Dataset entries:
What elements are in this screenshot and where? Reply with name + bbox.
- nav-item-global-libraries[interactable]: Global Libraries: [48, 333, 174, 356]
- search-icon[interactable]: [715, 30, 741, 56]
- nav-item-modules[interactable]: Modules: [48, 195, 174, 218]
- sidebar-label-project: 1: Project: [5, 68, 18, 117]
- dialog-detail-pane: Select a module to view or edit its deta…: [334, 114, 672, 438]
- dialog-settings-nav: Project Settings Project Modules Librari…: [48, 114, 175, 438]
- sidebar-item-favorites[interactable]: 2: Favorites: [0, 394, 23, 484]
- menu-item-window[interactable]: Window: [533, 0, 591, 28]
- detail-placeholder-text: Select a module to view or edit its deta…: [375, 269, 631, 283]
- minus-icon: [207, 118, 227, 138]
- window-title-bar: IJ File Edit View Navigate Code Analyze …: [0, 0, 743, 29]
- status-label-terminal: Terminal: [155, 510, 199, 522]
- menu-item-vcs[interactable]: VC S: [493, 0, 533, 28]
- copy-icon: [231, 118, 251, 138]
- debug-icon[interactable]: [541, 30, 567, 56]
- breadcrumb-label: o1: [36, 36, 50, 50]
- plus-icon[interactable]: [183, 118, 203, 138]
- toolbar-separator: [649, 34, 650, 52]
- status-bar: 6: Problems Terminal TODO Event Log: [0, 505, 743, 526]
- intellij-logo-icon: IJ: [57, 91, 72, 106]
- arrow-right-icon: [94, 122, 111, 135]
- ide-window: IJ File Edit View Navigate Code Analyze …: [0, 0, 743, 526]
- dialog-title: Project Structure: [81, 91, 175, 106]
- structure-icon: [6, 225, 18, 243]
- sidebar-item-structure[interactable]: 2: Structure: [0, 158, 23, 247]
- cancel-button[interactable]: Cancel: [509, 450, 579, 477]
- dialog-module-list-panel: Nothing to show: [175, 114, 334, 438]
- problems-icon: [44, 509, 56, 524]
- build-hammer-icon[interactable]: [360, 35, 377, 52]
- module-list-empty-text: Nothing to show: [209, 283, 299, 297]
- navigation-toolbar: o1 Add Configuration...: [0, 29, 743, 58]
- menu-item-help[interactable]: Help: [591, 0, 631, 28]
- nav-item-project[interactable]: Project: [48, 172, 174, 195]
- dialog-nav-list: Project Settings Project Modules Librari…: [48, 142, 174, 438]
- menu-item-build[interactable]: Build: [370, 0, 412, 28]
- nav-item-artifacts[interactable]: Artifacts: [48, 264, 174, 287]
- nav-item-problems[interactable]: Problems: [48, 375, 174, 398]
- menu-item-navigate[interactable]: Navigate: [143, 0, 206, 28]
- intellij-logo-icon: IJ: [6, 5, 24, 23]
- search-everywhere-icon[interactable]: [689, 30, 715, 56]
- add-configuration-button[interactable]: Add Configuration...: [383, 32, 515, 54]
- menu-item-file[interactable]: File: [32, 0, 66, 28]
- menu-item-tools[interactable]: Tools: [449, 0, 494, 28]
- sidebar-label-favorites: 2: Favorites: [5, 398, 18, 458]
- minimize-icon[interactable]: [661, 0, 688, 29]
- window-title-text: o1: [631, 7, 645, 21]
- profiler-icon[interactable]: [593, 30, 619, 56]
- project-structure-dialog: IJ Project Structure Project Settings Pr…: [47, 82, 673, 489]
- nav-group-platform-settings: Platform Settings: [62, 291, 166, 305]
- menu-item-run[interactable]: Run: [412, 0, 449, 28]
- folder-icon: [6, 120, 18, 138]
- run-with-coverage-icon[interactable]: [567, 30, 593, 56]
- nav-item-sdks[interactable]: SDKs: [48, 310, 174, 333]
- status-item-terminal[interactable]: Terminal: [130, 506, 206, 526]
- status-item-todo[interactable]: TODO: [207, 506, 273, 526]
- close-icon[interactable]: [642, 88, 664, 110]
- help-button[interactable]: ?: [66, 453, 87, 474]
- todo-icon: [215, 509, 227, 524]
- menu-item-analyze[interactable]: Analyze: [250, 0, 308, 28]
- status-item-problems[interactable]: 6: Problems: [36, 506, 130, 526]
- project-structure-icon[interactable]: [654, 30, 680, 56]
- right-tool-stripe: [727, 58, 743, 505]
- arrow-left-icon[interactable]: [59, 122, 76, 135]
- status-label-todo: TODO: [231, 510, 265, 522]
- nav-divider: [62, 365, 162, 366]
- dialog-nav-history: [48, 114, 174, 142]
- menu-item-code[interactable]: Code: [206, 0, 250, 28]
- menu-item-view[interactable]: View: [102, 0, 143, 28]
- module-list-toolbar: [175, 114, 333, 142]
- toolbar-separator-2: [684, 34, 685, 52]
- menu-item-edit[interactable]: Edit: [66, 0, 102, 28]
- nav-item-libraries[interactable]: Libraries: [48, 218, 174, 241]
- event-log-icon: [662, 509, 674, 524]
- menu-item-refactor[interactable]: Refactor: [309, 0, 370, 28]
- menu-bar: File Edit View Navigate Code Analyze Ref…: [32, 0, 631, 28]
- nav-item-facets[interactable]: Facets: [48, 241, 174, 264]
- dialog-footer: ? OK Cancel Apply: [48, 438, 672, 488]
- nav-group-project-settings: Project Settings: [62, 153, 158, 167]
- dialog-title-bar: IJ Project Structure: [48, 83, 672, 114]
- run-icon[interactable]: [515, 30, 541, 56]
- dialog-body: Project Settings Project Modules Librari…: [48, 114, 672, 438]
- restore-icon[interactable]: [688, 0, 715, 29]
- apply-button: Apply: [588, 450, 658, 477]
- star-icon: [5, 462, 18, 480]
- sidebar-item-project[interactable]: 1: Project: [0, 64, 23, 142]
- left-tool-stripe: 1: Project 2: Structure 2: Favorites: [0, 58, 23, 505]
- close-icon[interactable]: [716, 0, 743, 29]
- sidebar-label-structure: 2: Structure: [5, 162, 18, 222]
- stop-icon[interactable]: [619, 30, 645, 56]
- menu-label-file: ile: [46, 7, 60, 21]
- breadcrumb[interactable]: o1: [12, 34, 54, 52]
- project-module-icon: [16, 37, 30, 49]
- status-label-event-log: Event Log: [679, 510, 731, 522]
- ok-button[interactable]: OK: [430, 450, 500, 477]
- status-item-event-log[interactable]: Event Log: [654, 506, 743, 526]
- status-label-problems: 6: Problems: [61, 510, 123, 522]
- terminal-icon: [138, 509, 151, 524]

SET TASK: Can you retype every line of the data above without changing anything?

THE SOLUTION:
What elements are in this screenshot and where? Reply with name + bbox.
- nav-item-global-libraries[interactable]: Global Libraries: [48, 333, 174, 356]
- search-icon[interactable]: [715, 30, 741, 56]
- nav-item-modules[interactable]: Modules: [48, 195, 174, 218]
- sidebar-label-project: 1: Project: [5, 68, 18, 117]
- dialog-detail-pane: Select a module to view or edit its deta…: [334, 114, 672, 438]
- dialog-settings-nav: Project Settings Project Modules Librari…: [48, 114, 175, 438]
- sidebar-item-favorites[interactable]: 2: Favorites: [0, 394, 23, 484]
- menu-item-window[interactable]: Window: [533, 0, 591, 28]
- detail-placeholder-text: Select a module to view or edit its deta…: [375, 269, 631, 283]
- minus-icon: [207, 118, 227, 138]
- window-title-bar: IJ File Edit View Navigate Code Analyze …: [0, 0, 743, 29]
- status-label-terminal: Terminal: [155, 510, 199, 522]
- menu-item-vcs[interactable]: VC S: [493, 0, 533, 28]
- copy-icon: [231, 118, 251, 138]
- debug-icon[interactable]: [541, 30, 567, 56]
- breadcrumb-label: o1: [36, 36, 50, 50]
- plus-icon[interactable]: [183, 118, 203, 138]
- toolbar-separator: [649, 34, 650, 52]
- status-bar: 6: Problems Terminal TODO Event Log: [0, 505, 743, 526]
- intellij-logo-icon: IJ: [57, 91, 72, 106]
- arrow-right-icon: [94, 122, 111, 135]
- ide-window: IJ File Edit View Navigate Code Analyze …: [0, 0, 743, 526]
- dialog-title: Project Structure: [81, 91, 175, 106]
- structure-icon: [6, 225, 18, 243]
- sidebar-item-structure[interactable]: 2: Structure: [0, 158, 23, 247]
- cancel-button[interactable]: Cancel: [509, 450, 579, 477]
- dialog-module-list-panel: Nothing to show: [175, 114, 334, 438]
- problems-icon: [44, 509, 56, 524]
- build-hammer-icon[interactable]: [360, 35, 377, 52]
- module-list-empty-text: Nothing to show: [209, 283, 299, 297]
- navigation-toolbar: o1 Add Configuration...: [0, 29, 743, 58]
- menu-item-help[interactable]: Help: [591, 0, 631, 28]
- nav-item-project[interactable]: Project: [48, 172, 174, 195]
- dialog-nav-list: Project Settings Project Modules Librari…: [48, 142, 174, 438]
- menu-item-build[interactable]: Build: [370, 0, 412, 28]
- nav-item-artifacts[interactable]: Artifacts: [48, 264, 174, 287]
- nav-item-problems[interactable]: Problems: [48, 375, 174, 398]
- menu-item-navigate[interactable]: Navigate: [143, 0, 206, 28]
- intellij-logo-icon: IJ: [6, 5, 24, 23]
- search-everywhere-icon[interactable]: [689, 30, 715, 56]
- add-configuration-button[interactable]: Add Configuration...: [383, 32, 515, 54]
- menu-item-file[interactable]: File: [32, 0, 66, 28]
- menu-item-tools[interactable]: Tools: [449, 0, 494, 28]
- sidebar-label-favorites: 2: Favorites: [5, 398, 18, 458]
- minimize-icon[interactable]: [661, 0, 688, 29]
- window-title-text: o1: [631, 7, 645, 21]
- profiler-icon[interactable]: [593, 30, 619, 56]
- project-structure-dialog: IJ Project Structure Project Settings Pr…: [47, 82, 673, 489]
- nav-group-platform-settings: Platform Settings: [62, 291, 166, 305]
- menu-item-run[interactable]: Run: [412, 0, 449, 28]
- folder-icon: [6, 120, 18, 138]
- run-with-coverage-icon[interactable]: [567, 30, 593, 56]
- nav-item-sdks[interactable]: SDKs: [48, 310, 174, 333]
- status-item-terminal[interactable]: Terminal: [130, 506, 206, 526]
- status-item-todo[interactable]: TODO: [207, 506, 273, 526]
- close-icon[interactable]: [642, 88, 664, 110]
- help-button[interactable]: ?: [66, 453, 87, 474]
- todo-icon: [215, 509, 227, 524]
- menu-item-analyze[interactable]: Analyze: [250, 0, 308, 28]
- status-item-problems[interactable]: 6: Problems: [36, 506, 130, 526]
- project-structure-icon[interactable]: [654, 30, 680, 56]
- right-tool-stripe: [727, 58, 743, 505]
- arrow-left-icon[interactable]: [59, 122, 76, 135]
- status-label-todo: TODO: [231, 510, 265, 522]
- nav-divider: [62, 365, 162, 366]
- dialog-nav-history: [48, 114, 174, 142]
- menu-item-code[interactable]: Code: [206, 0, 250, 28]
- menu-item-view[interactable]: View: [102, 0, 143, 28]
- module-list-toolbar: [175, 114, 333, 142]
- toolbar-separator-2: [684, 34, 685, 52]
- menu-item-edit[interactable]: Edit: [66, 0, 102, 28]
- nav-item-libraries[interactable]: Libraries: [48, 218, 174, 241]
- event-log-icon: [662, 509, 674, 524]
- menu-item-refactor[interactable]: Refactor: [309, 0, 370, 28]
- menu-bar: File Edit View Navigate Code Analyze Ref…: [32, 0, 631, 28]
- nav-item-facets[interactable]: Facets: [48, 241, 174, 264]
- dialog-footer: ? OK Cancel Apply: [48, 438, 672, 488]
- nav-group-project-settings: Project Settings: [62, 153, 158, 167]
- dialog-title-bar: IJ Project Structure: [48, 83, 672, 114]
- run-icon[interactable]: [515, 30, 541, 56]
- dialog-body: Project Settings Project Modules Librari…: [48, 114, 672, 438]
- restore-icon[interactable]: [688, 0, 715, 29]
- apply-button: Apply: [588, 450, 658, 477]
- star-icon: [5, 462, 18, 480]
- sidebar-item-project[interactable]: 1: Project: [0, 64, 23, 142]
- left-tool-stripe: 1: Project 2: Structure 2: Favorites: [0, 58, 23, 505]
- close-icon[interactable]: [716, 0, 743, 29]
- sidebar-label-structure: 2: Structure: [5, 162, 18, 222]
- stop-icon[interactable]: [619, 30, 645, 56]
- menu-label-file: ile: [46, 7, 60, 21]
- breadcrumb[interactable]: o1: [12, 34, 54, 52]
- project-module-icon: [16, 37, 30, 49]
- status-label-event-log: Event Log: [679, 510, 731, 522]
- ok-button[interactable]: OK: [430, 450, 500, 477]
- status-item-event-log[interactable]: Event Log: [654, 506, 743, 526]
- status-label-problems: 6: Problems: [61, 510, 123, 522]
- terminal-icon: [138, 509, 151, 524]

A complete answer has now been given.